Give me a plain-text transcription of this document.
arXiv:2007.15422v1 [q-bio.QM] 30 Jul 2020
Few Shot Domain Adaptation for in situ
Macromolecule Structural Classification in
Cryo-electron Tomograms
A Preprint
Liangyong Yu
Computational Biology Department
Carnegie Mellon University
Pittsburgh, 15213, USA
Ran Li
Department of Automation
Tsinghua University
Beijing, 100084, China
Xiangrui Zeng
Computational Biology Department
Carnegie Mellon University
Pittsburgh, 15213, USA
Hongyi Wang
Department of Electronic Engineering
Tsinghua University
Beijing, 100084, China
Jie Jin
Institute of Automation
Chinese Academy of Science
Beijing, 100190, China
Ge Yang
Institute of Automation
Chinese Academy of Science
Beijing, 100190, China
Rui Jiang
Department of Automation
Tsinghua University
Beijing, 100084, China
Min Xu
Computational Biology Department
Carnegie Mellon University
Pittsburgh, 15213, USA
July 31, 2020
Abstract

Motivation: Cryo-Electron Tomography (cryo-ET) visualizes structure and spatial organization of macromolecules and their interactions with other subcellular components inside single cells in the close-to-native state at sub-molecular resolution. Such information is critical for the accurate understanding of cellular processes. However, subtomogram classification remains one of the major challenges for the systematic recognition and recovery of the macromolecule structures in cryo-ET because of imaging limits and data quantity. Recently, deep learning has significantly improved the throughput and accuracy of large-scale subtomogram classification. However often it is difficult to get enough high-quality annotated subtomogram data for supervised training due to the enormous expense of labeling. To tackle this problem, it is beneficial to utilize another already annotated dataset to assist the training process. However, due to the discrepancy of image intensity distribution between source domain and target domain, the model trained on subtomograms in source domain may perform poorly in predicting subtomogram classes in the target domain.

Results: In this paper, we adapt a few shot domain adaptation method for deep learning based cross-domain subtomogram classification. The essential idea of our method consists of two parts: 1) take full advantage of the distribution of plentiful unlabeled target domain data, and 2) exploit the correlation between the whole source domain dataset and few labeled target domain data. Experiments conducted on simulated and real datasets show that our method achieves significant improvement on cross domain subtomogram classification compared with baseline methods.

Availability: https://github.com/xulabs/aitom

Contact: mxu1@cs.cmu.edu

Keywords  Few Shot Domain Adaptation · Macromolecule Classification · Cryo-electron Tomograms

What you need to do:
Copy the records word for word.

Solution to the exercise:
Give me a plain-text transcription of this document.
arXiv:2007.15422v1 [q-bio.QM] 30 Jul 2020
Few Shot Domain Adaptation for in situ
Macromolecule Structural Classification in
Cryo-electron Tomograms
A Preprint
Liangyong Yu
Computational Biology Department
Carnegie Mellon University
Pittsburgh, 15213, USA
Ran Li
Department of Automation
Tsinghua University
Beijing, 100084, China
Xiangrui Zeng
Computational Biology Department
Carnegie Mellon University
Pittsburgh, 15213, USA
Hongyi Wang
Department of Electronic Engineering
Tsinghua University
Beijing, 100084, China
Jie Jin
Institute of Automation
Chinese Academy of Science
Beijing, 100190, China
Ge Yang
Institute of Automation
Chinese Academy of Science
Beijing, 100190, China
Rui Jiang
Department of Automation
Tsinghua University
Beijing, 100084, China
Min Xu
Computational Biology Department
Carnegie Mellon University
Pittsburgh, 15213, USA
July 31, 2020
Abstract

Motivation: Cryo-Electron Tomography (cryo-ET) visualizes structure and spatial organization of macromolecules and their interactions with other subcellular components inside single cells in the close-to-native state at sub-molecular resolution. Such information is critical for the accurate understanding of cellular processes. However, subtomogram classification remains one of the major challenges for the systematic recognition and recovery of the macromolecule structures in cryo-ET because of imaging limits and data quantity. Recently, deep learning has significantly improved the throughput and accuracy of large-scale subtomogram classification. However often it is difficult to get enough high-quality annotated subtomogram data for supervised training due to the enormous expense of labeling. To tackle this problem, it is beneficial to utilize another already annotated dataset to assist the training process. However, due to the discrepancy of image intensity distribution between source domain and target domain, the model trained on subtomograms in source domain may perform poorly in predicting subtomogram classes in the target domain.

Results: In this paper, we adapt a few shot domain adaptation method for deep learning based cross-domain subtomogram classification. The essential idea of our method consists of two parts: 1) take full advantage of the distribution of plentiful unlabeled target domain data, and 2) exploit the correlation between the whole source domain dataset and few labeled target domain data. Experiments conducted on simulated and real datasets show that our method achieves significant improvement on cross domain subtomogram classification compared with baseline methods.

Availability: https://github.com/xulabs/aitom

Contact: mxu1@cs.cmu.edu

Keywords  Few Shot Domain Adaptation · Macromolecule Classification · Cryo-electron Tomograms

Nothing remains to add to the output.